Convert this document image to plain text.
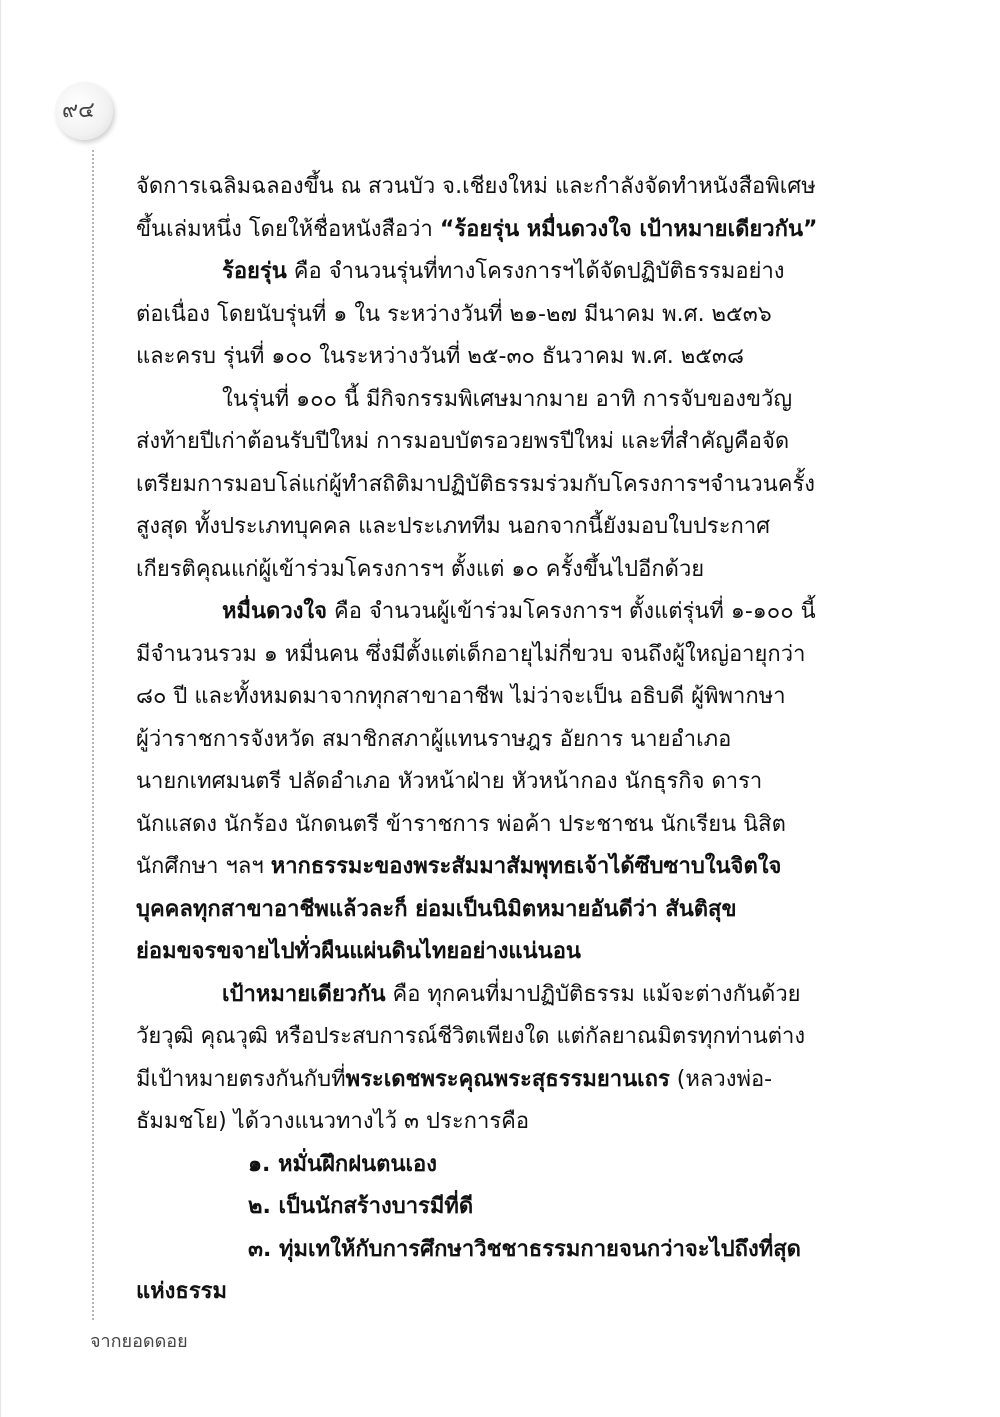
๙๔
จัดการเฉลิมฉลองขึ้น ณ สวนบัว จ.เชียงใหม่ และกำลังจัดทำหนังสือพิเศษ
ขึ้นเล่มหนึ่ง โดยให้ชื่อหนังสือว่า “ร้อยรุ่น หมื่นดวงใจ เป้าหมายเดียวกัน”
ร้อยรุ่น คือ จำนวนรุ่นที่ทางโครงการฯได้จัดปฏิบัติธรรมอย่าง
ต่อเนื่อง โดยนับรุ่นที่ ๑ ใน ระหว่างวันที่ ๒๑-๒๗ มีนาคม พ.ศ. ๒๕๓๖
และครบ รุ่นที่ ๑๐๐ ในระหว่างวันที่ ๒๕-๓๐ ธันวาคม พ.ศ. ๒๕๓๘
ในรุ่นที่ ๑๐๐ นี้ มีกิจกรรมพิเศษมากมาย อาทิ การจับของขวัญ
ส่งท้ายปีเก่าต้อนรับปีใหม่ การมอบบัตรอวยพรปีใหม่ และที่สำคัญคือจัด
เตรียมการมอบโล่แก่ผู้ทำสถิติมาปฏิบัติธรรมร่วมกับโครงการฯจำนวนครั้ง
สูงสุด ทั้งประเภทบุคคล และประเภททีม นอกจากนี้ยังมอบใบประกาศ
เกียรติคุณแก่ผู้เข้าร่วมโครงการฯ ตั้งแต่ ๑๐ ครั้งขึ้นไปอีกด้วย
หมื่นดวงใจ คือ จำนวนผู้เข้าร่วมโครงการฯ ตั้งแต่รุ่นที่ ๑-๑๐๐ นี้
มีจำนวนรวม ๑ หมื่นคน ซึ่งมีตั้งแต่เด็กอายุไม่กี่ขวบ จนถึงผู้ใหญ่อายุกว่า
๘๐ ปี และทั้งหมดมาจากทุกสาขาอาชีพ ไม่ว่าจะเป็น อธิบดี ผู้พิพากษา
ผู้ว่าราชการจังหวัด สมาชิกสภาผู้แทนราษฎร อัยการ นายอำเภอ
นายกเทศมนตรี ปลัดอำเภอ หัวหน้าฝ่าย หัวหน้ากอง นักธุรกิจ ดารา
นักแสดง นักร้อง นักดนตรี ข้าราชการ พ่อค้า ประชาชน นักเรียน นิสิต
นักศึกษา ฯลฯ หากธรรมะของพระสัมมาสัมพุทธเจ้าได้ซึบซาบในจิตใจ
บุคคลทุกสาขาอาชีพแล้วละก็ ย่อมเป็นนิมิตหมายอันดีว่า สันติสุข
ย่อมขจรขจายไปทั่วผืนแผ่นดินไทยอย่างแน่นอน
เป้าหมายเดียวกัน คือ ทุกคนที่มาปฏิบัติธรรม แม้จะต่างกันด้วย
วัยวุฒิ คุณวุฒิ หรือประสบการณ์ชีวิตเพียงใด แต่กัลยาณมิตรทุกท่านต่าง
มีเป้าหมายตรงกันกับที่พระเดชพระคุณพระสุธรรมยานเถร (หลวงพ่อ-
ธัมมชโย) ได้วางแนวทางไว้ ๓ ประการคือ
๑. หมั่นฝึกฝนตนเอง
๒. เป็นนักสร้างบารมีที่ดี
๓. ทุ่มเทให้กับการศึกษาวิชชาธรรมกายจนกว่าจะไปถึงที่สุด
แห่งธรรม
จากยอดดอย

+ + + + + + +

◆ Problem description ◆
Every line should be retyped exactly, with the pictures omitted.

◆ Result ◆
Convert this document image to plain text.
๙๔
จัดการเฉลิมฉลองขึ้น ณ สวนบัว จ.เชียงใหม่ และกำลังจัดทำหนังสือพิเศษ
ขึ้นเล่มหนึ่ง โดยให้ชื่อหนังสือว่า “ร้อยรุ่น หมื่นดวงใจ เป้าหมายเดียวกัน”
ร้อยรุ่น คือ จำนวนรุ่นที่ทางโครงการฯได้จัดปฏิบัติธรรมอย่าง
ต่อเนื่อง โดยนับรุ่นที่ ๑ ใน ระหว่างวันที่ ๒๑-๒๗ มีนาคม พ.ศ. ๒๕๓๖
และครบ รุ่นที่ ๑๐๐ ในระหว่างวันที่ ๒๕-๓๐ ธันวาคม พ.ศ. ๒๕๓๘
ในรุ่นที่ ๑๐๐ นี้ มีกิจกรรมพิเศษมากมาย อาทิ การจับของขวัญ
ส่งท้ายปีเก่าต้อนรับปีใหม่ การมอบบัตรอวยพรปีใหม่ และที่สำคัญคือจัด
เตรียมการมอบโล่แก่ผู้ทำสถิติมาปฏิบัติธรรมร่วมกับโครงการฯจำนวนครั้ง
สูงสุด ทั้งประเภทบุคคล และประเภททีม นอกจากนี้ยังมอบใบประกาศ
เกียรติคุณแก่ผู้เข้าร่วมโครงการฯ ตั้งแต่ ๑๐ ครั้งขึ้นไปอีกด้วย
หมื่นดวงใจ คือ จำนวนผู้เข้าร่วมโครงการฯ ตั้งแต่รุ่นที่ ๑-๑๐๐ นี้
มีจำนวนรวม ๑ หมื่นคน ซึ่งมีตั้งแต่เด็กอายุไม่กี่ขวบ จนถึงผู้ใหญ่อายุกว่า
๘๐ ปี และทั้งหมดมาจากทุกสาขาอาชีพ ไม่ว่าจะเป็น อธิบดี ผู้พิพากษา
ผู้ว่าราชการจังหวัด สมาชิกสภาผู้แทนราษฎร อัยการ นายอำเภอ
นายกเทศมนตรี ปลัดอำเภอ หัวหน้าฝ่าย หัวหน้ากอง นักธุรกิจ ดารา
นักแสดง นักร้อง นักดนตรี ข้าราชการ พ่อค้า ประชาชน นักเรียน นิสิต
นักศึกษา ฯลฯ หากธรรมะของพระสัมมาสัมพุทธเจ้าได้ซึบซาบในจิตใจ
บุคคลทุกสาขาอาชีพแล้วละก็ ย่อมเป็นนิมิตหมายอันดีว่า สันติสุข
ย่อมขจรขจายไปทั่วผืนแผ่นดินไทยอย่างแน่นอน
เป้าหมายเดียวกัน คือ ทุกคนที่มาปฏิบัติธรรม แม้จะต่างกันด้วย
วัยวุฒิ คุณวุฒิ หรือประสบการณ์ชีวิตเพียงใด แต่กัลยาณมิตรทุกท่านต่าง
มีเป้าหมายตรงกันกับที่พระเดชพระคุณพระสุธรรมยานเถร (หลวงพ่อ-
ธัมมชโย) ได้วางแนวทางไว้ ๓ ประการคือ
๑. หมั่นฝึกฝนตนเอง
๒. เป็นนักสร้างบารมีที่ดี
๓. ทุ่มเทให้กับการศึกษาวิชชาธรรมกายจนกว่าจะไปถึงที่สุด
แห่งธรรม
จากยอดดอย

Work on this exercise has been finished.